### Given information

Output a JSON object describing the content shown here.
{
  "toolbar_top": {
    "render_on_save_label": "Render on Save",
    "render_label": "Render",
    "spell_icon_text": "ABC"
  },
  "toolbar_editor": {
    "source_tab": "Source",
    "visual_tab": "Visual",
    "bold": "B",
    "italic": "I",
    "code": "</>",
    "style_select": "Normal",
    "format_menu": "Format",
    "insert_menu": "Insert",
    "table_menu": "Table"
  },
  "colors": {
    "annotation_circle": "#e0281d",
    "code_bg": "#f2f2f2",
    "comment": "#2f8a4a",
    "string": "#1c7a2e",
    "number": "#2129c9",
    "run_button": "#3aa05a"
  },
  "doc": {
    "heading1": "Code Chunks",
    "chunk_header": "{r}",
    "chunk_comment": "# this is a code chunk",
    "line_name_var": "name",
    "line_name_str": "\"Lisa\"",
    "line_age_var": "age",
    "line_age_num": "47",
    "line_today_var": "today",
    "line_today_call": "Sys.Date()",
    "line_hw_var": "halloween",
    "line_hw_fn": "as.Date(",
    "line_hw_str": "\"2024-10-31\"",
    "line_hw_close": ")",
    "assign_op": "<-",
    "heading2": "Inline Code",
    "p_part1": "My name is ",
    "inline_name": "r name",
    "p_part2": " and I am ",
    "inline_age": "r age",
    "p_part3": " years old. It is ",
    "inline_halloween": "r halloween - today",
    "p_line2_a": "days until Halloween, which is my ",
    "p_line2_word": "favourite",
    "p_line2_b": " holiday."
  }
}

==

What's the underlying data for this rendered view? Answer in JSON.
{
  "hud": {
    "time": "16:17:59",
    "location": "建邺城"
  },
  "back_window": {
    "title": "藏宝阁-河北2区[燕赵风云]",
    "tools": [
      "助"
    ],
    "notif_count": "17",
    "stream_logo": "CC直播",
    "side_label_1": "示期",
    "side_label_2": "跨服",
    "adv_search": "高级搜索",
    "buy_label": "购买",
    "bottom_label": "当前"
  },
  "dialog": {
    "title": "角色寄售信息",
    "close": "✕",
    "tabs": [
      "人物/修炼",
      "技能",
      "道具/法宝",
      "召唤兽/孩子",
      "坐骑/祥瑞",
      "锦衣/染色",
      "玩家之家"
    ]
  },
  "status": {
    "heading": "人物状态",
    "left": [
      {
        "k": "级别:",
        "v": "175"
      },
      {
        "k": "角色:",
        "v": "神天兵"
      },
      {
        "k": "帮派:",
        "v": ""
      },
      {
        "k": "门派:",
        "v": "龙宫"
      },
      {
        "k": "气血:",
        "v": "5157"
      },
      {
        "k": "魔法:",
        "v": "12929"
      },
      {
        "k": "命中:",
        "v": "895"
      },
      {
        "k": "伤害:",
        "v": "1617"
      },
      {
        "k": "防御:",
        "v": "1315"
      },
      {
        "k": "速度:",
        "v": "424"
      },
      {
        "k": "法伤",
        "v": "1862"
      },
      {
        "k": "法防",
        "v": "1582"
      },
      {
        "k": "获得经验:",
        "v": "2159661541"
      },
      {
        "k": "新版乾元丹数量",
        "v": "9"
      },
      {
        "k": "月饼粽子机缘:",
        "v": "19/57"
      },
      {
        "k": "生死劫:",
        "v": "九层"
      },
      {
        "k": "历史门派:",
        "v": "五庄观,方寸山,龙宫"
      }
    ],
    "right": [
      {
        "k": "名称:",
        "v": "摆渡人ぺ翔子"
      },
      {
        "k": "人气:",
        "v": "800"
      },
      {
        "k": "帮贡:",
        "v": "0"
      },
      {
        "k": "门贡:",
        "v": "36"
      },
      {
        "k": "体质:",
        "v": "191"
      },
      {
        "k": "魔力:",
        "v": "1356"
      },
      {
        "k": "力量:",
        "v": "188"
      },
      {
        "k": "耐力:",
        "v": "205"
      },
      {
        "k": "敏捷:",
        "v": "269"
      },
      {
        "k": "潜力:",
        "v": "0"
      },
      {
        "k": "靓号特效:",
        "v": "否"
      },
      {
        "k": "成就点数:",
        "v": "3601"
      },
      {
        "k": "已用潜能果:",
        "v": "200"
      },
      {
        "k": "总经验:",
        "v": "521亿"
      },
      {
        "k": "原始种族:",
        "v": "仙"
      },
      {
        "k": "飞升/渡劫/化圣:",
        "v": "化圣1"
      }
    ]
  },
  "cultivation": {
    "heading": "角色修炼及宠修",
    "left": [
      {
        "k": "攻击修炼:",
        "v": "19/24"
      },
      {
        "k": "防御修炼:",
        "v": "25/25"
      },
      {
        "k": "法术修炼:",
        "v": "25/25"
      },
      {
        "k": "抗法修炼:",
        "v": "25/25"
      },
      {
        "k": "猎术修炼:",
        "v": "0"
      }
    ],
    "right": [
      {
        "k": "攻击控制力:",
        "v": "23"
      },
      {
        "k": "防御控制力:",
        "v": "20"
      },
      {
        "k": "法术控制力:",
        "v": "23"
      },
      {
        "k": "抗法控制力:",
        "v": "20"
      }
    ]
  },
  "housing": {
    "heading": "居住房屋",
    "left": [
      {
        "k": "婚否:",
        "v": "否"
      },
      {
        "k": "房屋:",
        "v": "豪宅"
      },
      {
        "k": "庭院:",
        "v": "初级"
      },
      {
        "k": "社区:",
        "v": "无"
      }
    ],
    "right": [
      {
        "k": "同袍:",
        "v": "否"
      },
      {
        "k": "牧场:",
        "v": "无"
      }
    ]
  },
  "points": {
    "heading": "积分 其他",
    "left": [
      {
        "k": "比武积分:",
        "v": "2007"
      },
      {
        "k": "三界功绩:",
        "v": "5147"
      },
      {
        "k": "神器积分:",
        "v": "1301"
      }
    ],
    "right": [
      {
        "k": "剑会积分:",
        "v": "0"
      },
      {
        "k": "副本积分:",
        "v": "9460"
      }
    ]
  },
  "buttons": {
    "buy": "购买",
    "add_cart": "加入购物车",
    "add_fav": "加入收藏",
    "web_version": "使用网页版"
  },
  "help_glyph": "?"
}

### What to work on
Work out the number of lines above that include the string "this" and write only that number.

### Expected output
2